AIM OF THE EXERCISE: Please print every record below exactly as it appears.

--- START OF RECORDED INFORMATION ---

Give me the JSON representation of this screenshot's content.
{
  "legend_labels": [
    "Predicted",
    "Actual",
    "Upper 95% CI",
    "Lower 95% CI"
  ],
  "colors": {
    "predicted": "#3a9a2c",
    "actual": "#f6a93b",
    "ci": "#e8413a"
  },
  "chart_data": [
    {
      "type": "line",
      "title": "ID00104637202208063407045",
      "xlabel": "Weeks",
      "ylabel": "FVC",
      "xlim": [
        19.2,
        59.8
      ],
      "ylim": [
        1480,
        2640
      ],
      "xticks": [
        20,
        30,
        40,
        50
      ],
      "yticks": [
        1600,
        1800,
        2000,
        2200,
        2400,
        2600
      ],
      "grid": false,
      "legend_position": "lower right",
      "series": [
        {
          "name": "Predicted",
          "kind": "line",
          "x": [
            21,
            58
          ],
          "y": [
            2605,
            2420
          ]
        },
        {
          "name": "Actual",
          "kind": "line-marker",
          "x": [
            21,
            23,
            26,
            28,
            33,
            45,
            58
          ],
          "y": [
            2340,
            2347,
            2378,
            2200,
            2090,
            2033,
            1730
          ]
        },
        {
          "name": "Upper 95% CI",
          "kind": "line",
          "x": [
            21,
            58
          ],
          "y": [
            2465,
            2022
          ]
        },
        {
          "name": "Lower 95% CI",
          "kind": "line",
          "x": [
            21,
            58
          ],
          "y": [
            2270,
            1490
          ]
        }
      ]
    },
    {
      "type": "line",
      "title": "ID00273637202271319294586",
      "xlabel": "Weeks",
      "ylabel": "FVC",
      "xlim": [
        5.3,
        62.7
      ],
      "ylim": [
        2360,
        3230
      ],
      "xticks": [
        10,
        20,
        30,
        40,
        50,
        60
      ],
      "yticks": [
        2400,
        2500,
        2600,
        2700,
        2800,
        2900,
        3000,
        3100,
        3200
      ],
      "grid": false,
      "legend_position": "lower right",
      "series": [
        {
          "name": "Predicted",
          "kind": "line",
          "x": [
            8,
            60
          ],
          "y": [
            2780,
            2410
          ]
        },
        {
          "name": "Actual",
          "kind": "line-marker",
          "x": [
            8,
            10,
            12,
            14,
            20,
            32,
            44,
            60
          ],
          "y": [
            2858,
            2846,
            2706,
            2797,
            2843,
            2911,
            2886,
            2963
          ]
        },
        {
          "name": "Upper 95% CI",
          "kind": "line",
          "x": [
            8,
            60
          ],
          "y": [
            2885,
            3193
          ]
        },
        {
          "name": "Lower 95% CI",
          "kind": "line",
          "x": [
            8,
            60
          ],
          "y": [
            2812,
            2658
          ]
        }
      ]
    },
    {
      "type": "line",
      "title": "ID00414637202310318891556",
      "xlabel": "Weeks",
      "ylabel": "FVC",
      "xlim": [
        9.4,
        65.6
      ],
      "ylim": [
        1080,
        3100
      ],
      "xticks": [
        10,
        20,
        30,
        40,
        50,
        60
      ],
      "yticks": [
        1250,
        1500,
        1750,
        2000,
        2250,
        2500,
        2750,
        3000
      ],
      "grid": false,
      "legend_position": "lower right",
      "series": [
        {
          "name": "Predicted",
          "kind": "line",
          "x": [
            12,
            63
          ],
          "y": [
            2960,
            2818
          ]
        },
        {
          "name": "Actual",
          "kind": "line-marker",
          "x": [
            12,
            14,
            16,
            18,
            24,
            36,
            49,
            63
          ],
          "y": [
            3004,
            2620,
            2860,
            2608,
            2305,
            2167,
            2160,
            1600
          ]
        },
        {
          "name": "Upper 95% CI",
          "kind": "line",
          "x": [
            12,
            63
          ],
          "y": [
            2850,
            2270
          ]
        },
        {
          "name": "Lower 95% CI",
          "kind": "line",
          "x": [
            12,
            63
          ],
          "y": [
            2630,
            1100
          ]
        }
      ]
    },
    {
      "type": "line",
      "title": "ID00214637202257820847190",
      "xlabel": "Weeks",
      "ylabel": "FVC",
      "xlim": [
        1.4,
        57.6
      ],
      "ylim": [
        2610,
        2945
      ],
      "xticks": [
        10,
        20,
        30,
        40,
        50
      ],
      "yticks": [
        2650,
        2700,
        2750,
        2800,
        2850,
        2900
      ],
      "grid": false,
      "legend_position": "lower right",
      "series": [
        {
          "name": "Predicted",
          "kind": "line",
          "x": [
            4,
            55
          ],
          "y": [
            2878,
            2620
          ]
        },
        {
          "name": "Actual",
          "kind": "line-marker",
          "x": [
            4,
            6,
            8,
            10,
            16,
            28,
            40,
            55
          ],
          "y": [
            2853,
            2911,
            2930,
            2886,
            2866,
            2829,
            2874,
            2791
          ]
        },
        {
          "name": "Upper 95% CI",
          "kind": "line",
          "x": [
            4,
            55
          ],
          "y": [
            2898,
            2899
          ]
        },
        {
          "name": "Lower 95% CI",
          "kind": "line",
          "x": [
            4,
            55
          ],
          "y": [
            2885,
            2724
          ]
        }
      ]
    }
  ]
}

--- END OF RECORDED INFORMATION ---

RIGHT ANSWER:
Give me the JSON representation of this screenshot's content.
{
  "legend_labels": [
    "Predicted",
    "Actual",
    "Upper 95% CI",
    "Lower 95% CI"
  ],
  "colors": {
    "predicted": "#3a9a2c",
    "actual": "#f6a93b",
    "ci": "#e8413a"
  },
  "chart_data": [
    {
      "type": "line",
      "title": "ID00104637202208063407045",
      "xlabel": "Weeks",
      "ylabel": "FVC",
      "xlim": [
        19.2,
        59.8
      ],
      "ylim": [
        1480,
        2640
      ],
      "xticks": [
        20,
        30,
        40,
        50
      ],
      "yticks": [
        1600,
        1800,
        2000,
        2200,
        2400,
        2600
      ],
      "grid": false,
      "legend_position": "lower right",
      "series": [
        {
          "name": "Predicted",
          "kind": "line",
          "x": [
            21,
            58
          ],
          "y": [
            2605,
            2420
          ]
        },
        {
          "name": "Actual",
          "kind": "line-marker",
          "x": [
            21,
            23,
            26,
            28,
            33,
            45,
            58
          ],
          "y": [
            2340,
            2347,
            2378,
            2200,
            2090,
            2033,
            1730
          ]
        },
        {
          "name": "Upper 95% CI",
          "kind": "line",
          "x": [
            21,
            58
          ],
          "y": [
            2465,
            2022
          ]
        },
        {
          "name": "Lower 95% CI",
          "kind": "line",
          "x": [
            21,
            58
          ],
          "y": [
            2270,
            1490
          ]
        }
      ]
    },
    {
      "type": "line",
      "title": "ID00273637202271319294586",
      "xlabel": "Weeks",
      "ylabel": "FVC",
      "xlim": [
        5.3,
        62.7
      ],
      "ylim": [
        2360,
        3230
      ],
      "xticks": [
        10,
        20,
        30,
        40,
        50,
        60
      ],
      "yticks": [
        2400,
        2500,
        2600,
        2700,
        2800,
        2900,
        3000,
        3100,
        3200
      ],
      "grid": false,
      "legend_position": "lower right",
      "series": [
        {
          "name": "Predicted",
          "kind": "line",
          "x": [
            8,
            60
          ],
          "y": [
            2780,
            2410
          ]
        },
        {
          "name": "Actual",
          "kind": "line-marker",
          "x": [
            8,
            10,
            12,
            14,
            20,
            32,
            44,
            60
          ],
          "y": [
            2858,
            2846,
            2706,
            2797,
            2843,
            2911,
            2886,
            2963
          ]
        },
        {
          "name": "Upper 95% CI",
          "kind": "line",
          "x": [
            8,
            60
          ],
          "y": [
            2885,
            3193
          ]
        },
        {
          "name": "Lower 95% CI",
          "kind": "line",
          "x": [
            8,
            60
          ],
          "y": [
            2812,
            2658
          ]
        }
      ]
    },
    {
      "type": "line",
      "title": "ID00414637202310318891556",
      "xlabel": "Weeks",
      "ylabel": "FVC",
      "xlim": [
        9.4,
        65.6
      ],
      "ylim": [
        1080,
        3100
      ],
      "xticks": [
        10,
        20,
        30,
        40,
        50,
        60
      ],
      "yticks": [
        1250,
        1500,
        1750,
        2000,
        2250,
        2500,
        2750,
        3000
      ],
      "grid": false,
      "legend_position": "lower right",
      "series": [
        {
          "name": "Predicted",
          "kind": "line",
          "x": [
            12,
            63
          ],
          "y": [
            2960,
            2818
          ]
        },
        {
          "name": "Actual",
          "kind": "line-marker",
          "x": [
            12,
            14,
            16,
            18,
            24,
            36,
            49,
            63
          ],
          "y": [
            3004,
            2620,
            2860,
            2608,
            2305,
            2167,
            2160,
            1600
          ]
        },
        {
          "name": "Upper 95% CI",
          "kind": "line",
          "x": [
            12,
            63
          ],
          "y": [
            2850,
            2270
          ]
        },
        {
          "name": "Lower 95% CI",
          "kind": "line",
          "x": [
            12,
            63
          ],
          "y": [
            2630,
            1100
          ]
        }
      ]
    },
    {
      "type": "line",
      "title": "ID00214637202257820847190",
      "xlabel": "Weeks",
      "ylabel": "FVC",
      "xlim": [
        1.4,
        57.6
      ],
      "ylim": [
        2610,
        2945
      ],
      "xticks": [
        10,
        20,
        30,
        40,
        50
      ],
      "yticks": [
        2650,
        2700,
        2750,
        2800,
        2850,
        2900
      ],
      "grid": false,
      "legend_position": "lower right",
      "series": [
        {
          "name": "Predicted",
          "kind": "line",
          "x": [
            4,
            55
          ],
          "y": [
            2878,
            2620
          ]
        },
        {
          "name": "Actual",
          "kind": "line-marker",
          "x": [
            4,
            6,
            8,
            10,
            16,
            28,
            40,
            55
          ],
          "y": [
            2853,
            2911,
            2930,
            2886,
            2866,
            2829,
            2874,
            2791
          ]
        },
        {
          "name": "Upper 95% CI",
          "kind": "line",
          "x": [
            4,
            55
          ],
          "y": [
            2898,
            2899
          ]
        },
        {
          "name": "Lower 95% CI",
          "kind": "line",
          "x": [
            4,
            55
          ],
          "y": [
            2885,
            2724
          ]
        }
      ]
    }
  ]
}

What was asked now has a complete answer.